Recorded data
++++

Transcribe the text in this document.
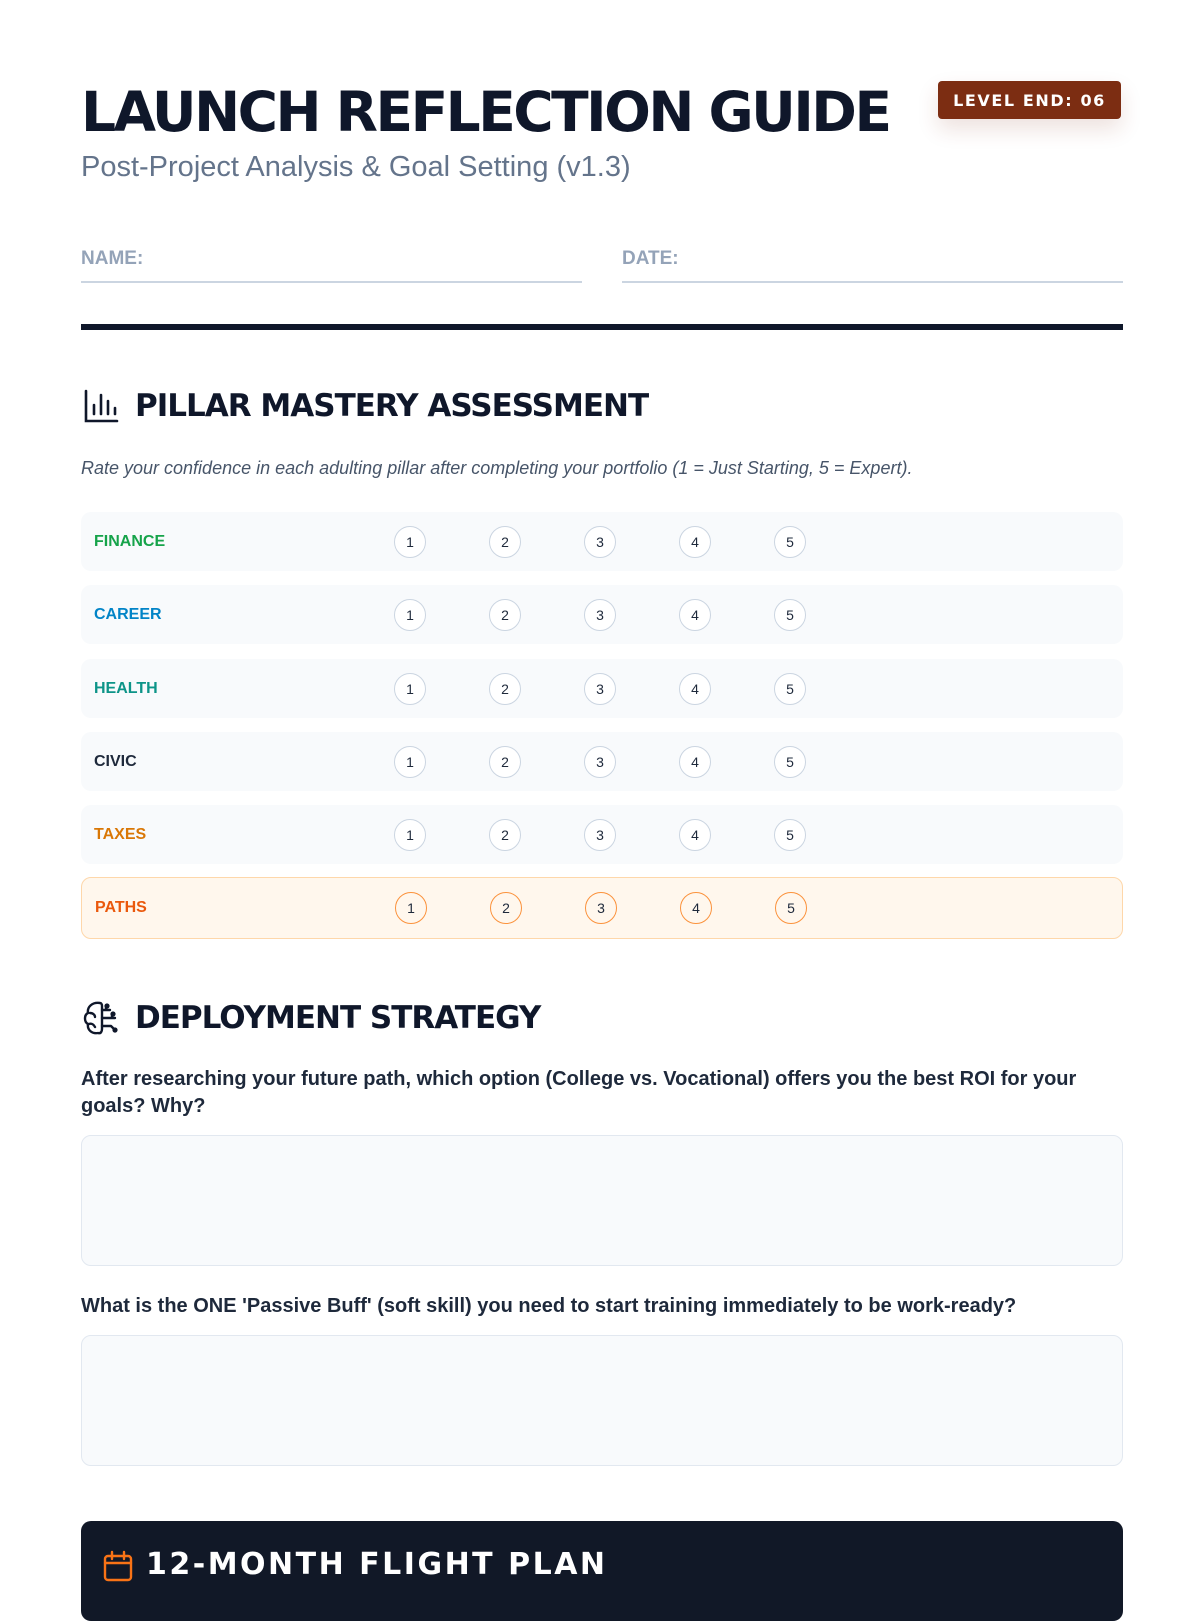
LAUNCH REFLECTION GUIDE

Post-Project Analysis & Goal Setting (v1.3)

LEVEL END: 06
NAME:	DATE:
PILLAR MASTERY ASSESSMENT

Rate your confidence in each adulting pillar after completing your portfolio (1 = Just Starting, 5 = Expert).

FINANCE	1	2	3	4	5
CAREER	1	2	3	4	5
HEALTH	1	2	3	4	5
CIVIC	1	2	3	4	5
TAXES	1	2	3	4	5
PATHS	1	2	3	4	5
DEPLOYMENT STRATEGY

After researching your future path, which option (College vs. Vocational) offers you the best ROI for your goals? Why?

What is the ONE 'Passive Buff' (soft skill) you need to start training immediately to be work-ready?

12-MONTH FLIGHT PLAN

++++

• **STATED TASK**: Look through the entries above. Extract each line with the word "your".

• **FINAL RESULT**:
Rate your confidence in each adulting pillar after completing your portfolio (1 = Just Starting, 5 = Expert).
After researching your future path, which option (College vs. Vocational) offers you the best ROI for your goals? Why?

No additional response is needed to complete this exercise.